(begin)

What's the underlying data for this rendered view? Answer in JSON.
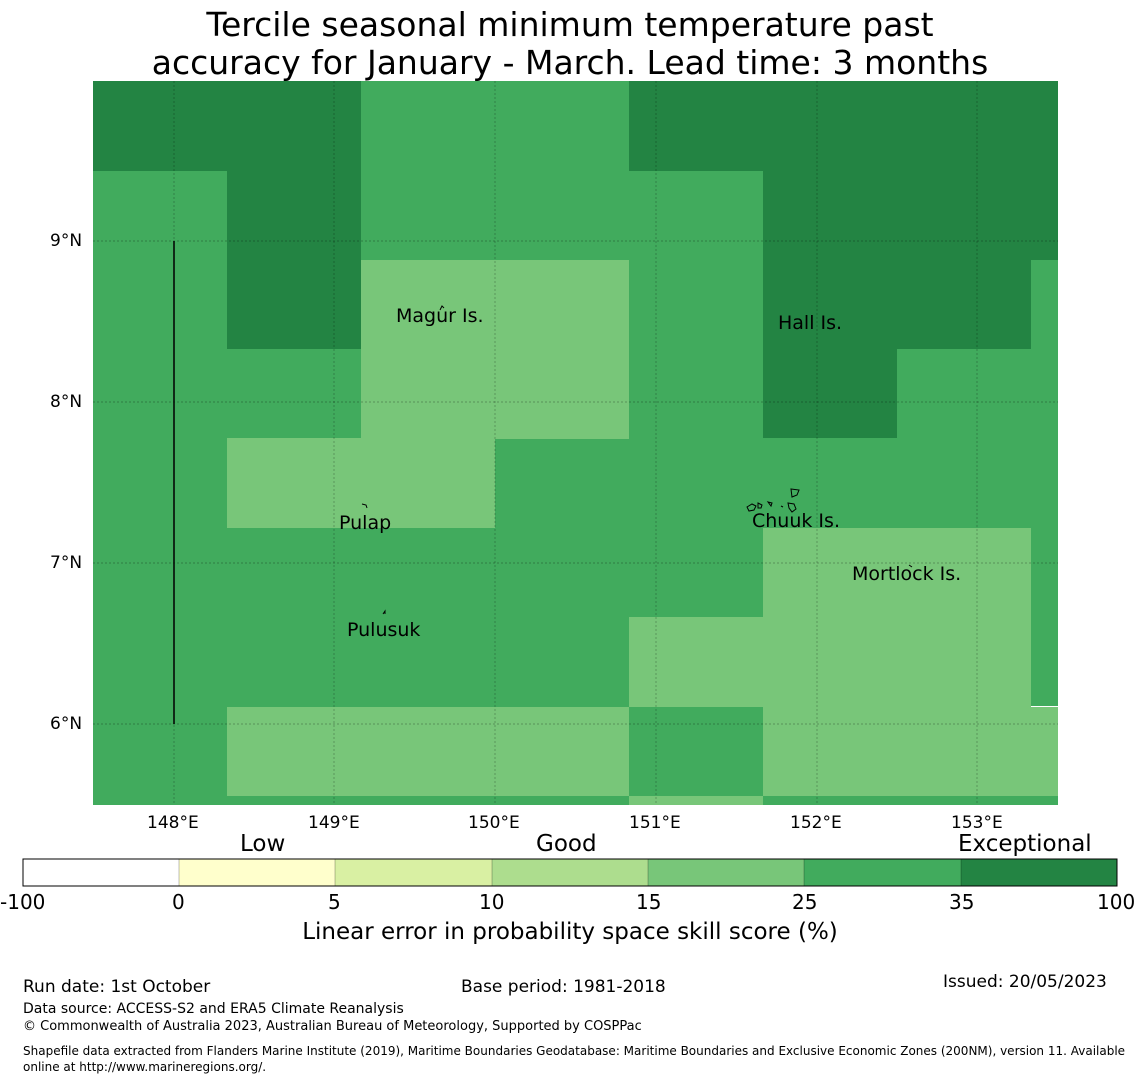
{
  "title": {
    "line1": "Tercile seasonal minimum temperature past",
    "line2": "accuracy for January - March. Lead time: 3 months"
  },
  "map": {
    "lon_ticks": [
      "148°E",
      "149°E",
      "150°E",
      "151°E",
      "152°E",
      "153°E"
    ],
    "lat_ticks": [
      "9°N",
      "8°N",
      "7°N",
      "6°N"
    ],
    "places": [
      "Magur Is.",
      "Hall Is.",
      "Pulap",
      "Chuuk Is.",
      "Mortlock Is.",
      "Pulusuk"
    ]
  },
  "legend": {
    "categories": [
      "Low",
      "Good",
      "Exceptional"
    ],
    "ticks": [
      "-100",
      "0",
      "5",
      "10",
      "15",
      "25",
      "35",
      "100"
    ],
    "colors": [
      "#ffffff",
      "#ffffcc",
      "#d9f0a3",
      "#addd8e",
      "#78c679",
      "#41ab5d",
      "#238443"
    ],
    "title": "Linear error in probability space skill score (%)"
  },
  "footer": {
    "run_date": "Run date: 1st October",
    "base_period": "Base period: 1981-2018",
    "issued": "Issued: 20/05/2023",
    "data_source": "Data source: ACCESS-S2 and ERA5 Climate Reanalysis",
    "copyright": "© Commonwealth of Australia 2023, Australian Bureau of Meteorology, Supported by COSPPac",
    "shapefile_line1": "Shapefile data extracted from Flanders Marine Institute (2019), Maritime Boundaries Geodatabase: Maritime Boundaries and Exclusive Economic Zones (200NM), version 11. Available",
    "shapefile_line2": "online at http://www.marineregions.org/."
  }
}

(end)
(begin)

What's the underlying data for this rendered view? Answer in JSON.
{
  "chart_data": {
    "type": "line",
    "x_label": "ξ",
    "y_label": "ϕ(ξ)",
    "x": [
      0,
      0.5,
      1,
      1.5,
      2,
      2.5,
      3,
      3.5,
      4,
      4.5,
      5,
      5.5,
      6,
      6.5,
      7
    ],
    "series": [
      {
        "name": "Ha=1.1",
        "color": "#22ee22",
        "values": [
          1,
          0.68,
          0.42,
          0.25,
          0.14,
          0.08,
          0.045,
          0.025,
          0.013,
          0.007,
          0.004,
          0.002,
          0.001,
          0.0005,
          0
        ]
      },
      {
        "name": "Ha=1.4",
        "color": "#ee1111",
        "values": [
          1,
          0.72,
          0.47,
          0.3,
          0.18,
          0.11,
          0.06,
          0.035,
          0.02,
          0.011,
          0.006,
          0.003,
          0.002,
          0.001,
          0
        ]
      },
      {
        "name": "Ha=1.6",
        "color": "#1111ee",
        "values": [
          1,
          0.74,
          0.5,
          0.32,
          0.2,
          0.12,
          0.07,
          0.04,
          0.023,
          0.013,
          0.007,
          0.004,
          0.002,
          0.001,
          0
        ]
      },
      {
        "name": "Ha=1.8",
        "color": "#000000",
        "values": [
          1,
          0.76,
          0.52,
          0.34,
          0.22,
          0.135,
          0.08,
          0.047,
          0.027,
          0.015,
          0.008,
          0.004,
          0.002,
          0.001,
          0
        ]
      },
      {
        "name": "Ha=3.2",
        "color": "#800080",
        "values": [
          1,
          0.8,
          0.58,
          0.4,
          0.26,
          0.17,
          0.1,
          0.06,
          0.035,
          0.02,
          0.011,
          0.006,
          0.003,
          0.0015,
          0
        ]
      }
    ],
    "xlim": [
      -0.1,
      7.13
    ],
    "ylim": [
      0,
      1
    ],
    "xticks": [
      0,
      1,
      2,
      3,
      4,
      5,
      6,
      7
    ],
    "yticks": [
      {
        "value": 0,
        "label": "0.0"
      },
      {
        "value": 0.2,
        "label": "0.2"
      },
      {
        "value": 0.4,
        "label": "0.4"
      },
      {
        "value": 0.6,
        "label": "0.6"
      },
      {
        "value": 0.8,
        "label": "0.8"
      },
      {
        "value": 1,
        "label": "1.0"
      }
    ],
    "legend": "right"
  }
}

(end)

=== Exercise ===
Read through the data and copy every line where "name" shows up.

=== Full answer ===
        "name": "Ha=1.1",
        "name": "Ha=1.4",
        "name": "Ha=1.6",
        "name": "Ha=1.8",
        "name": "Ha=3.2",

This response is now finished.